• [EXTRACT TO READ]
* * * *

History & Culture
Lifeways of many groups changed with the reintroduction of the horse around AD 1700. Some Northern Shoshone and Bannock groups obtained horses and vastly extended their range. Other groups (such as Western Shoshones) eschewed a dependence on horses and maintained their seasonal pedestrian nomadism with an emphasis on fishing. At the time of European contact, Bannocks, Paiutes, and Shoshones lived in the area.
During the early 1800s, American Indians along the Snake River traded fish and other products with traders and trappers. This trade extended to emigrants on the Oregon Trail, who began passing through in 1841. The trail across southern Idaho was typically hot, dry, and dusty;travelers were exhausted, and a stop at the Snake River was a welcome respite. In the late 1800s, Indians were forcibly removed to reservations and settlers of European descent followed with ferries, mining, farming, ranching, and other activities.
The Oregon TrailThe Oregon Trail crosses the southern portion of Hagerman Fossil Beds. The Monument is one of only four units in the National Park system that contains parts of the Oregon National Historic Trail. Ruts for the trail can be seen at the Oregon Trail Overlook parking lot.There is a National Historic Trail that was established to help you learn about and appreciate the migration west.

* * * *

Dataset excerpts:
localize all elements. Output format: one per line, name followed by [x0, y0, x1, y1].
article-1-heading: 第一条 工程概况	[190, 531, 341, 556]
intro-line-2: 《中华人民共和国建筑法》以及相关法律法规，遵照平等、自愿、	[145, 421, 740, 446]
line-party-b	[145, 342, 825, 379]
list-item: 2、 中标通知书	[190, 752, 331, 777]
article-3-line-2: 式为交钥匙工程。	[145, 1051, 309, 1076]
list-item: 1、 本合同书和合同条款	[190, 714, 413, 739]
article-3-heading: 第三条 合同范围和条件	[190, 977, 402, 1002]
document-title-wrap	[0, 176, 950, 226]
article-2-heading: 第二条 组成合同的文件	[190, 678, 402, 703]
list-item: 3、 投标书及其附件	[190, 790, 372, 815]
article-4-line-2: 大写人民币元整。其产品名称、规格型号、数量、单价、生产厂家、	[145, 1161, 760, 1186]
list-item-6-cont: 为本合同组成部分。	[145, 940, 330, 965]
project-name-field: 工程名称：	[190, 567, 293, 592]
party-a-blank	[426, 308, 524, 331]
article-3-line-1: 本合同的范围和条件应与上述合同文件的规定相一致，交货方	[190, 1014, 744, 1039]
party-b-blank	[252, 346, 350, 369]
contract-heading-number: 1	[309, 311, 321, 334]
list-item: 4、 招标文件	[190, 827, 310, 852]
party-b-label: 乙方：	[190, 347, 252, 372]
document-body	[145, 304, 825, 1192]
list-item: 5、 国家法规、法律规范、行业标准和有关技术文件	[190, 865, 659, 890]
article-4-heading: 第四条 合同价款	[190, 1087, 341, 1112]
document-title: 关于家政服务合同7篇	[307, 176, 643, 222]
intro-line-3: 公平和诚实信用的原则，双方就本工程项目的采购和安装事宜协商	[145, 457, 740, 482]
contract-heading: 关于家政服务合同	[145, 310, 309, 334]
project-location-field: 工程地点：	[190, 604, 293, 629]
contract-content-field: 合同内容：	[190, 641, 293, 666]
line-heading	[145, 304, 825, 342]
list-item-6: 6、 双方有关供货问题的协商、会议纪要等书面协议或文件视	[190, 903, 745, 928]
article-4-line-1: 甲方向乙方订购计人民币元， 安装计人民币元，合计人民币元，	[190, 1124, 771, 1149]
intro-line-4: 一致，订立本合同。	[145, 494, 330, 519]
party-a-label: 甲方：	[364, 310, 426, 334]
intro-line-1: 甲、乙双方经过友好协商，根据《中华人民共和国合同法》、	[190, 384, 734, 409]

* * * *

• [YOUR OBJECTIVE]
Pick up the text on the history and culture of the Hagerman Fossil Beds area after its last sentence and keep writing.

• [EXERCISE RESULT]
In was in 1836 that the first wagons were used on the trek from Missouri to Oregon. A missionary party headed by Marcus Whitman and his wife Narcissa bravely set out to reach the Willamette Valley. Though the Whitmans were forced to abandon their wagons 200 miles short of Oregon, they proved that families could go west by wheeled travel.
In the spring of 1843, a wagon train of nearly 1,000 people organized at Independence, Missouri with plans to reach Oregon Country. Amidst an overwhelming chorus of naysayers who doubted their success, the so-called "Great Migration" made it safely to Oregon.
By 1846, thousands of emigrants who were drawn west by cheap land, patriotism or the promise of a better life found their way to Oregon Country. With so many Americans settling the region, it became obvious to the British that Oregon was no longer theirs. They ceded Oregon Country to the United States that year.
In 1928, a Hagerman rancher named Elmer Cook showed some fossil bones to Harold T. Stearns of the US Geological Survey, who passed them on to James W. Gidley of the Smithsonian Institution. In 1929 and 1930, Gidley excavated what is now known as the Hagerman Horse Quarry. These excavations uncovered the largest assemblage known of the first single-toed horse, Equus simplicidens. The Hagerman Horse later dispersed to Asia, where it may have given rise to other species of extinct horse.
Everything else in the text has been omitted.